Entries follow. Set all of them down as they stand.

____

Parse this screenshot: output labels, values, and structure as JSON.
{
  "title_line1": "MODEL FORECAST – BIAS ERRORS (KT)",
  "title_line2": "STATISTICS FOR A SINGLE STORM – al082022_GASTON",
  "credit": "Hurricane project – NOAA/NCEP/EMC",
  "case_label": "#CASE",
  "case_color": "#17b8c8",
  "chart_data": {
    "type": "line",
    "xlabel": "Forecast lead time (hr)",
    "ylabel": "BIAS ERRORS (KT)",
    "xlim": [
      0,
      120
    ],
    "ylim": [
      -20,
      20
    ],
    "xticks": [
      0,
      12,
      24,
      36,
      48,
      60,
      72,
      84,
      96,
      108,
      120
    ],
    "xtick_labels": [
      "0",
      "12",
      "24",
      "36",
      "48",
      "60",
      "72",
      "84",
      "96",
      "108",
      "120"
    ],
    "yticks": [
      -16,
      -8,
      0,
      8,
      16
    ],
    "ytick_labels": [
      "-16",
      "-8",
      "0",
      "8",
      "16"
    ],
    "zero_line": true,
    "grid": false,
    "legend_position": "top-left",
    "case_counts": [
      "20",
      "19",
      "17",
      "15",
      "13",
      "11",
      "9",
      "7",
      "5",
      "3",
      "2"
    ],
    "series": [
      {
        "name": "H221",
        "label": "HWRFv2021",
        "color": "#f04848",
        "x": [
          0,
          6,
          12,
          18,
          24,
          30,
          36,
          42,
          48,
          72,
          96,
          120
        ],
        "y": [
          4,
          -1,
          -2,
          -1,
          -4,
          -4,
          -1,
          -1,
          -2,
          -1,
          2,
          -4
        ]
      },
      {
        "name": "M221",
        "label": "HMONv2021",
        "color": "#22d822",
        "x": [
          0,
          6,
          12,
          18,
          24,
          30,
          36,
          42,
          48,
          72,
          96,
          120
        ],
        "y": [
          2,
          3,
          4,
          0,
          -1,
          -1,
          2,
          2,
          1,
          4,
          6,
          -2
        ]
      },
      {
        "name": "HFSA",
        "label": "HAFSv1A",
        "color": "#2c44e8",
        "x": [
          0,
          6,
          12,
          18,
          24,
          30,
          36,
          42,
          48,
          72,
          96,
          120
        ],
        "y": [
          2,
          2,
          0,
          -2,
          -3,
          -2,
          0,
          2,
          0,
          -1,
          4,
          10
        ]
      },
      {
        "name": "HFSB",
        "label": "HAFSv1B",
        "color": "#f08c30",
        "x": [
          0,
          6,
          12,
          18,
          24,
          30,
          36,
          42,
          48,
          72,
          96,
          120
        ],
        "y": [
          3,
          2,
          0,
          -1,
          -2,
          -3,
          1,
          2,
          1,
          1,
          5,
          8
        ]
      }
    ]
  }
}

____

• [Task response]
Parse this screenshot: output labels, values, and structure as JSON.
{
  "title_line1": "MODEL FORECAST – BIAS ERRORS (KT)",
  "title_line2": "STATISTICS FOR A SINGLE STORM – al082022_GASTON",
  "credit": "Hurricane project – NOAA/NCEP/EMC",
  "case_label": "#CASE",
  "case_color": "#17b8c8",
  "chart_data": {
    "type": "line",
    "xlabel": "Forecast lead time (hr)",
    "ylabel": "BIAS ERRORS (KT)",
    "xlim": [
      0,
      120
    ],
    "ylim": [
      -20,
      20
    ],
    "xticks": [
      0,
      12,
      24,
      36,
      48,
      60,
      72,
      84,
      96,
      108,
      120
    ],
    "xtick_labels": [
      "0",
      "12",
      "24",
      "36",
      "48",
      "60",
      "72",
      "84",
      "96",
      "108",
      "120"
    ],
    "yticks": [
      -16,
      -8,
      0,
      8,
      16
    ],
    "ytick_labels": [
      "-16",
      "-8",
      "0",
      "8",
      "16"
    ],
    "zero_line": true,
    "grid": false,
    "legend_position": "top-left",
    "case_counts": [
      "20",
      "19",
      "17",
      "15",
      "13",
      "11",
      "9",
      "7",
      "5",
      "3",
      "2"
    ],
    "series": [
      {
        "name": "H221",
        "label": "HWRFv2021",
        "color": "#f04848",
        "x": [
          0,
          6,
          12,
          18,
          24,
          30,
          36,
          42,
          48,
          72,
          96,
          120
        ],
        "y": [
          4,
          -1,
          -2,
          -1,
          -4,
          -4,
          -1,
          -1,
          -2,
          -1,
          2,
          -4
        ]
      },
      {
        "name": "M221",
        "label": "HMONv2021",
        "color": "#22d822",
        "x": [
          0,
          6,
          12,
          18,
          24,
          30,
          36,
          42,
          48,
          72,
          96,
          120
        ],
        "y": [
          2,
          3,
          4,
          0,
          -1,
          -1,
          2,
          2,
          1,
          4,
          6,
          -2
        ]
      },
      {
        "name": "HFSA",
        "label": "HAFSv1A",
        "color": "#2c44e8",
        "x": [
          0,
          6,
          12,
          18,
          24,
          30,
          36,
          42,
          48,
          72,
          96,
          120
        ],
        "y": [
          2,
          2,
          0,
          -2,
          -3,
          -2,
          0,
          2,
          0,
          -1,
          4,
          10
        ]
      },
      {
        "name": "HFSB",
        "label": "HAFSv1B",
        "color": "#f08c30",
        "x": [
          0,
          6,
          12,
          18,
          24,
          30,
          36,
          42,
          48,
          72,
          96,
          120
        ],
        "y": [
          3,
          2,
          0,
          -1,
          -2,
          -3,
          1,
          2,
          1,
          1,
          5,
          8
        ]
      }
    ]
  }
}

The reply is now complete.